= Records supplied =
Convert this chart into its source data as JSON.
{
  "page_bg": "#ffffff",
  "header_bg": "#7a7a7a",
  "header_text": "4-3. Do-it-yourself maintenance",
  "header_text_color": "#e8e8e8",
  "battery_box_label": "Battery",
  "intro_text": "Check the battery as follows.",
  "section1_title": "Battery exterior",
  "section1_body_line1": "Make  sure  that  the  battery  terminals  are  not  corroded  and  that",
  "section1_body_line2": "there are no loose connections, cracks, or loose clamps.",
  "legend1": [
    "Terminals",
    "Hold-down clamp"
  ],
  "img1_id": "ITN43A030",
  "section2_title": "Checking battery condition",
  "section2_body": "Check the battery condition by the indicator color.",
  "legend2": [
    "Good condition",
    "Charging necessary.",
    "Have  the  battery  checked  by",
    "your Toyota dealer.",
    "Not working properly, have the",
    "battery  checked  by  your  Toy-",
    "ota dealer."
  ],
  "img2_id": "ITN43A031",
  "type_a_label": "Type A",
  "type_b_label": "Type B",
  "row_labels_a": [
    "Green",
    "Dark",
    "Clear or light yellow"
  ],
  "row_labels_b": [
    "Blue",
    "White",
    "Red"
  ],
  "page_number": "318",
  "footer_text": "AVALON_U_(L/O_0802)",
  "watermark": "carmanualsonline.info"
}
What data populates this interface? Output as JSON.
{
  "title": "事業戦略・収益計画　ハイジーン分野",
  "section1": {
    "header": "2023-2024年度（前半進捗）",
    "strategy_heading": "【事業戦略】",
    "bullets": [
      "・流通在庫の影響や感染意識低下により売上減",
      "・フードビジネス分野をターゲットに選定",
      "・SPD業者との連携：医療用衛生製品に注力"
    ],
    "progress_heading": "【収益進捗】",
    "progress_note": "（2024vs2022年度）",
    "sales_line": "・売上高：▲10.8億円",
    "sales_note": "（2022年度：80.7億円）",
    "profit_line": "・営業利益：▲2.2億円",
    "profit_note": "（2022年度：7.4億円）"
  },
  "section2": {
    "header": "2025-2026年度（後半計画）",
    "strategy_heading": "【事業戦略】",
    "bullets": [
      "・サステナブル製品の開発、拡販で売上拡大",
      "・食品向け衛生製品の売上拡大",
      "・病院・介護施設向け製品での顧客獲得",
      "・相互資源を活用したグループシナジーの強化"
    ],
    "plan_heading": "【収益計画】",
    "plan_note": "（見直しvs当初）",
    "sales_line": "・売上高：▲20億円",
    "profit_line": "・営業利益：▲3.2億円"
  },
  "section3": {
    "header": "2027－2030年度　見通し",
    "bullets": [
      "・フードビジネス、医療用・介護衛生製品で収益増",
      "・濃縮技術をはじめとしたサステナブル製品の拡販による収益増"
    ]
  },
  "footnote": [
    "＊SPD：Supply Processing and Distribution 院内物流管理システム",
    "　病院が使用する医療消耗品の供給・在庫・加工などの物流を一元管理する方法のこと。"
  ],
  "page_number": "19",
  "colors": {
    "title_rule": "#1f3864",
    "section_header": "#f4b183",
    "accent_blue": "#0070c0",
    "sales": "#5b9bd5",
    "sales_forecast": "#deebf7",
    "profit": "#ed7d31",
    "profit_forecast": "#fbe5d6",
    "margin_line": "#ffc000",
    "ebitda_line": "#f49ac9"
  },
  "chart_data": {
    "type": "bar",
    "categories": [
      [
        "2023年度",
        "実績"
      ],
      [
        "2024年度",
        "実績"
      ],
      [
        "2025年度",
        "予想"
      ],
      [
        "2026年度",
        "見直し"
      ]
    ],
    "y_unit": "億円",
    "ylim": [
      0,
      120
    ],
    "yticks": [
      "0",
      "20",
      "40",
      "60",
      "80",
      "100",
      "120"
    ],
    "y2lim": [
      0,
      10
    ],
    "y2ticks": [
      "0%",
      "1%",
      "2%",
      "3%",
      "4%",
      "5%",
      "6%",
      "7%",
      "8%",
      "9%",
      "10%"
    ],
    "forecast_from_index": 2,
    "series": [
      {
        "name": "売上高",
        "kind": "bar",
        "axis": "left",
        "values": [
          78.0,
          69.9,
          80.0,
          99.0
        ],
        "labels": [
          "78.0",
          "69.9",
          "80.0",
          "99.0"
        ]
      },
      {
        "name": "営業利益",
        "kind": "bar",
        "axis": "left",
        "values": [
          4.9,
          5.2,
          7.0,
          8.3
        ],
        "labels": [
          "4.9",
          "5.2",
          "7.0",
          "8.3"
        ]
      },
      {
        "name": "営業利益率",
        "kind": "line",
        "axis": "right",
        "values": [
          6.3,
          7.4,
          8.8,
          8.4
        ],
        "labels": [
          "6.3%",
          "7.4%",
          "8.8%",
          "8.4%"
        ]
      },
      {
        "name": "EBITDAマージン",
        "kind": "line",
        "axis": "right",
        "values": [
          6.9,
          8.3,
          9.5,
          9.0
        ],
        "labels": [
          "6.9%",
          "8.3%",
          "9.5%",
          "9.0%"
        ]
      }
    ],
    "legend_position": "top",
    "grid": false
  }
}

= What you are asked to do =
Reproduce each entry word for word.

= Problem solution =
Convert this chart into its source data as JSON.
{
  "page_bg": "#ffffff",
  "header_bg": "#7a7a7a",
  "header_text": "4-3. Do-it-yourself maintenance",
  "header_text_color": "#e8e8e8",
  "battery_box_label": "Battery",
  "intro_text": "Check the battery as follows.",
  "section1_title": "Battery exterior",
  "section1_body_line1": "Make  sure  that  the  battery  terminals  are  not  corroded  and  that",
  "section1_body_line2": "there are no loose connections, cracks, or loose clamps.",
  "legend1": [
    "Terminals",
    "Hold-down clamp"
  ],
  "img1_id": "ITN43A030",
  "section2_title": "Checking battery condition",
  "section2_body": "Check the battery condition by the indicator color.",
  "legend2": [
    "Good condition",
    "Charging necessary.",
    "Have  the  battery  checked  by",
    "your Toyota dealer.",
    "Not working properly, have the",
    "battery  checked  by  your  Toy-",
    "ota dealer."
  ],
  "img2_id": "ITN43A031",
  "type_a_label": "Type A",
  "type_b_label": "Type B",
  "row_labels_a": [
    "Green",
    "Dark",
    "Clear or light yellow"
  ],
  "row_labels_b": [
    "Blue",
    "White",
    "Red"
  ],
  "page_number": "318",
  "footer_text": "AVALON_U_(L/O_0802)",
  "watermark": "carmanualsonline.info"
}
What data populates this interface? Output as JSON.
{
  "title": "事業戦略・収益計画　ハイジーン分野",
  "section1": {
    "header": "2023-2024年度（前半進捗）",
    "strategy_heading": "【事業戦略】",
    "bullets": [
      "・流通在庫の影響や感染意識低下により売上減",
      "・フードビジネス分野をターゲットに選定",
      "・SPD業者との連携：医療用衛生製品に注力"
    ],
    "progress_heading": "【収益進捗】",
    "progress_note": "（2024vs2022年度）",
    "sales_line": "・売上高：▲10.8億円",
    "sales_note": "（2022年度：80.7億円）",
    "profit_line": "・営業利益：▲2.2億円",
    "profit_note": "（2022年度：7.4億円）"
  },
  "section2": {
    "header": "2025-2026年度（後半計画）",
    "strategy_heading": "【事業戦略】",
    "bullets": [
      "・サステナブル製品の開発、拡販で売上拡大",
      "・食品向け衛生製品の売上拡大",
      "・病院・介護施設向け製品での顧客獲得",
      "・相互資源を活用したグループシナジーの強化"
    ],
    "plan_heading": "【収益計画】",
    "plan_note": "（見直しvs当初）",
    "sales_line": "・売上高：▲20億円",
    "profit_line": "・営業利益：▲3.2億円"
  },
  "section3": {
    "header": "2027－2030年度　見通し",
    "bullets": [
      "・フードビジネス、医療用・介護衛生製品で収益増",
      "・濃縮技術をはじめとしたサステナブル製品の拡販による収益増"
    ]
  },
  "footnote": [
    "＊SPD：Supply Processing and Distribution 院内物流管理システム",
    "　病院が使用する医療消耗品の供給・在庫・加工などの物流を一元管理する方法のこと。"
  ],
  "page_number": "19",
  "colors": {
    "title_rule": "#1f3864",
    "section_header": "#f4b183",
    "accent_blue": "#0070c0",
    "sales": "#5b9bd5",
    "sales_forecast": "#deebf7",
    "profit": "#ed7d31",
    "profit_forecast": "#fbe5d6",
    "margin_line": "#ffc000",
    "ebitda_line": "#f49ac9"
  },
  "chart_data": {
    "type": "bar",
    "categories": [
      [
        "2023年度",
        "実績"
      ],
      [
        "2024年度",
        "実績"
      ],
      [
        "2025年度",
        "予想"
      ],
      [
        "2026年度",
        "見直し"
      ]
    ],
    "y_unit": "億円",
    "ylim": [
      0,
      120
    ],
    "yticks": [
      "0",
      "20",
      "40",
      "60",
      "80",
      "100",
      "120"
    ],
    "y2lim": [
      0,
      10
    ],
    "y2ticks": [
      "0%",
      "1%",
      "2%",
      "3%",
      "4%",
      "5%",
      "6%",
      "7%",
      "8%",
      "9%",
      "10%"
    ],
    "forecast_from_index": 2,
    "series": [
      {
        "name": "売上高",
        "kind": "bar",
        "axis": "left",
        "values": [
          78.0,
          69.9,
          80.0,
          99.0
        ],
        "labels": [
          "78.0",
          "69.9",
          "80.0",
          "99.0"
        ]
      },
      {
        "name": "営業利益",
        "kind": "bar",
        "axis": "left",
        "values": [
          4.9,
          5.2,
          7.0,
          8.3
        ],
        "labels": [
          "4.9",
          "5.2",
          "7.0",
          "8.3"
        ]
      },
      {
        "name": "営業利益率",
        "kind": "line",
        "axis": "right",
        "values": [
          6.3,
          7.4,
          8.8,
          8.4
        ],
        "labels": [
          "6.3%",
          "7.4%",
          "8.8%",
          "8.4%"
        ]
      },
      {
        "name": "EBITDAマージン",
        "kind": "line",
        "axis": "right",
        "values": [
          6.9,
          8.3,
          9.5,
          9.0
        ],
        "labels": [
          "6.9%",
          "8.3%",
          "9.5%",
          "9.0%"
        ]
      }
    ],
    "legend_position": "top",
    "grid": false
  }
}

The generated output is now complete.